+++ Supplied entries
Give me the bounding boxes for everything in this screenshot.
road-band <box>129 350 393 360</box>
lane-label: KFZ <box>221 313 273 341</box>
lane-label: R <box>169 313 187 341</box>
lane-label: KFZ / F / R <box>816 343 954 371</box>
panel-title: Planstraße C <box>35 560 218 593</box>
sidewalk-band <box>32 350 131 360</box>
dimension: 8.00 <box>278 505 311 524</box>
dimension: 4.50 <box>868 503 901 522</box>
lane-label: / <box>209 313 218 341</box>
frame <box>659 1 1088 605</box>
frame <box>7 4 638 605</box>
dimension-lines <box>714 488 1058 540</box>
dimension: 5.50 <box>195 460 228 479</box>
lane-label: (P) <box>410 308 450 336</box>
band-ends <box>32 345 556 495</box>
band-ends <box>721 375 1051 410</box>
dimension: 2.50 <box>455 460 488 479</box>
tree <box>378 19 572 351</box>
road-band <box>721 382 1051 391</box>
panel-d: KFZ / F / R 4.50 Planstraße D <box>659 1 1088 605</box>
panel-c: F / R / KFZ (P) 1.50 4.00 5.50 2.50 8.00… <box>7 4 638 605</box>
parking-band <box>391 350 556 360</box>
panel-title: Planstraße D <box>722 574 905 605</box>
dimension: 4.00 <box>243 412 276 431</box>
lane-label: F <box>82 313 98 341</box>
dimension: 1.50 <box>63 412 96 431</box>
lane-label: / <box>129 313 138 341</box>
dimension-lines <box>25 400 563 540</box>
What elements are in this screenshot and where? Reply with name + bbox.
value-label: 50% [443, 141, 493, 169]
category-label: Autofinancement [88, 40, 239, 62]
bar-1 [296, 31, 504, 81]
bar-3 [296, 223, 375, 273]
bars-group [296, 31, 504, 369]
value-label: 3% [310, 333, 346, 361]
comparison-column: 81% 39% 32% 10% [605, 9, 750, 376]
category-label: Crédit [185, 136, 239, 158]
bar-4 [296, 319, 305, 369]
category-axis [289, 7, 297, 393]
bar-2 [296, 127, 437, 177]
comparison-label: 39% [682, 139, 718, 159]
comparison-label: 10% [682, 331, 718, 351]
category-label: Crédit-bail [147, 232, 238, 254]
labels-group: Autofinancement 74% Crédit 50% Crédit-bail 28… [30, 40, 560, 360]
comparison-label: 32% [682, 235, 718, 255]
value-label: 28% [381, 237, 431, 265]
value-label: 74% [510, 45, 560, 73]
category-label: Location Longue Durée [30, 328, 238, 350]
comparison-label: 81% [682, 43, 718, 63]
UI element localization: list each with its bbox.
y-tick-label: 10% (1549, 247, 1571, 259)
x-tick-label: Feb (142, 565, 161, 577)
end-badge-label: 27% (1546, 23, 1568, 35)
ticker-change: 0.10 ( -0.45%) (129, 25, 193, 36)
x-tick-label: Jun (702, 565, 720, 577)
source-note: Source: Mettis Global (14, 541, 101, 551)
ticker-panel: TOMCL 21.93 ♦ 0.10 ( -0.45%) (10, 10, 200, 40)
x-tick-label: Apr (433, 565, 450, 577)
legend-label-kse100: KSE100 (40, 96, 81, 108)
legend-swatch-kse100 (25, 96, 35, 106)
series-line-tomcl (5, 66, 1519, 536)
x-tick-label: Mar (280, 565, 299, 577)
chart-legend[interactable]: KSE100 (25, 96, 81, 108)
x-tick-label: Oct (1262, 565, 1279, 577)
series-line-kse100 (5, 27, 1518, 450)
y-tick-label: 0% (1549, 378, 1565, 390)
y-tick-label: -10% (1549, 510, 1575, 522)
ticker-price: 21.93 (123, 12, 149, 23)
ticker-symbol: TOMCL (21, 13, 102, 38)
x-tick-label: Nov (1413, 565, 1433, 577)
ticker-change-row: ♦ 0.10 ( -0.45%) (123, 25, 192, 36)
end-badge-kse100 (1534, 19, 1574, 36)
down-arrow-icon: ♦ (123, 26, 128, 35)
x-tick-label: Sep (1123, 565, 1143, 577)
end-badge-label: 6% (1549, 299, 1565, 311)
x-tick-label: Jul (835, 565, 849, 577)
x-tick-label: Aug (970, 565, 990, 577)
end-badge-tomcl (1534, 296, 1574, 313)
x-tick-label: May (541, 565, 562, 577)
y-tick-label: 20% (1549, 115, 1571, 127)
++++++
▶ _Instructions for the task_
Copy out every one of the entries above word for word.

▶ _Solved exercise_
Give me the bounding boxes for everything in this screenshot.
road-band <box>129 350 393 360</box>
lane-label: KFZ <box>221 313 273 341</box>
lane-label: R <box>169 313 187 341</box>
lane-label: KFZ / F / R <box>816 343 954 371</box>
panel-title: Planstraße C <box>35 560 218 593</box>
sidewalk-band <box>32 350 131 360</box>
dimension: 8.00 <box>278 505 311 524</box>
dimension: 4.50 <box>868 503 901 522</box>
lane-label: / <box>209 313 218 341</box>
frame <box>659 1 1088 605</box>
frame <box>7 4 638 605</box>
dimension-lines <box>714 488 1058 540</box>
dimension: 5.50 <box>195 460 228 479</box>
lane-label: (P) <box>410 308 450 336</box>
band-ends <box>32 345 556 495</box>
band-ends <box>721 375 1051 410</box>
dimension: 2.50 <box>455 460 488 479</box>
tree <box>378 19 572 351</box>
road-band <box>721 382 1051 391</box>
panel-d: KFZ / F / R 4.50 Planstraße D <box>659 1 1088 605</box>
panel-c: F / R / KFZ (P) 1.50 4.00 5.50 2.50 8.00… <box>7 4 638 605</box>
parking-band <box>391 350 556 360</box>
panel-title: Planstraße D <box>722 574 905 605</box>
dimension: 4.00 <box>243 412 276 431</box>
lane-label: F <box>82 313 98 341</box>
dimension: 1.50 <box>63 412 96 431</box>
lane-label: / <box>129 313 138 341</box>
dimension-lines <box>25 400 563 540</box>
What elements are in this screenshot and where? Reply with name + bbox.
value-label: 50% [443, 141, 493, 169]
category-label: Autofinancement [88, 40, 239, 62]
bar-1 [296, 31, 504, 81]
bar-3 [296, 223, 375, 273]
bars-group [296, 31, 504, 369]
value-label: 3% [310, 333, 346, 361]
comparison-column: 81% 39% 32% 10% [605, 9, 750, 376]
category-label: Crédit [185, 136, 239, 158]
bar-4 [296, 319, 305, 369]
category-axis [289, 7, 297, 393]
bar-2 [296, 127, 437, 177]
comparison-label: 39% [682, 139, 718, 159]
comparison-label: 10% [682, 331, 718, 351]
category-label: Crédit-bail [147, 232, 238, 254]
labels-group: Autofinancement 74% Crédit 50% Crédit-bail 28… [30, 40, 560, 360]
comparison-label: 32% [682, 235, 718, 255]
value-label: 28% [381, 237, 431, 265]
value-label: 74% [510, 45, 560, 73]
category-label: Location Longue Durée [30, 328, 238, 350]
comparison-label: 81% [682, 43, 718, 63]
UI element localization: list each with its bbox.
y-tick-label: 10% (1549, 247, 1571, 259)
x-tick-label: Feb (142, 565, 161, 577)
end-badge-label: 27% (1546, 23, 1568, 35)
ticker-change: 0.10 ( -0.45%) (129, 25, 193, 36)
x-tick-label: Jun (702, 565, 720, 577)
source-note: Source: Mettis Global (14, 541, 101, 551)
ticker-panel: TOMCL 21.93 ♦ 0.10 ( -0.45%) (10, 10, 200, 40)
x-tick-label: Apr (433, 565, 450, 577)
legend-label-kse100: KSE100 (40, 96, 81, 108)
legend-swatch-kse100 (25, 96, 35, 106)
series-line-tomcl (5, 66, 1519, 536)
x-tick-label: Mar (280, 565, 299, 577)
chart-legend[interactable]: KSE100 (25, 96, 81, 108)
x-tick-label: Oct (1262, 565, 1279, 577)
series-line-kse100 (5, 27, 1518, 450)
y-tick-label: 0% (1549, 378, 1565, 390)
y-tick-label: -10% (1549, 510, 1575, 522)
ticker-price: 21.93 (123, 12, 149, 23)
ticker-symbol: TOMCL (21, 13, 102, 38)
x-tick-label: Nov (1413, 565, 1433, 577)
ticker-change-row: ♦ 0.10 ( -0.45%) (123, 25, 192, 36)
end-badge-kse100 (1534, 19, 1574, 36)
down-arrow-icon: ♦ (123, 26, 128, 35)
x-tick-label: Sep (1123, 565, 1143, 577)
end-badge-label: 6% (1549, 299, 1565, 311)
x-tick-label: Jul (835, 565, 849, 577)
x-tick-label: Aug (970, 565, 990, 577)
end-badge-tomcl (1534, 296, 1574, 313)
x-tick-label: May (541, 565, 562, 577)
y-tick-label: 20% (1549, 115, 1571, 127)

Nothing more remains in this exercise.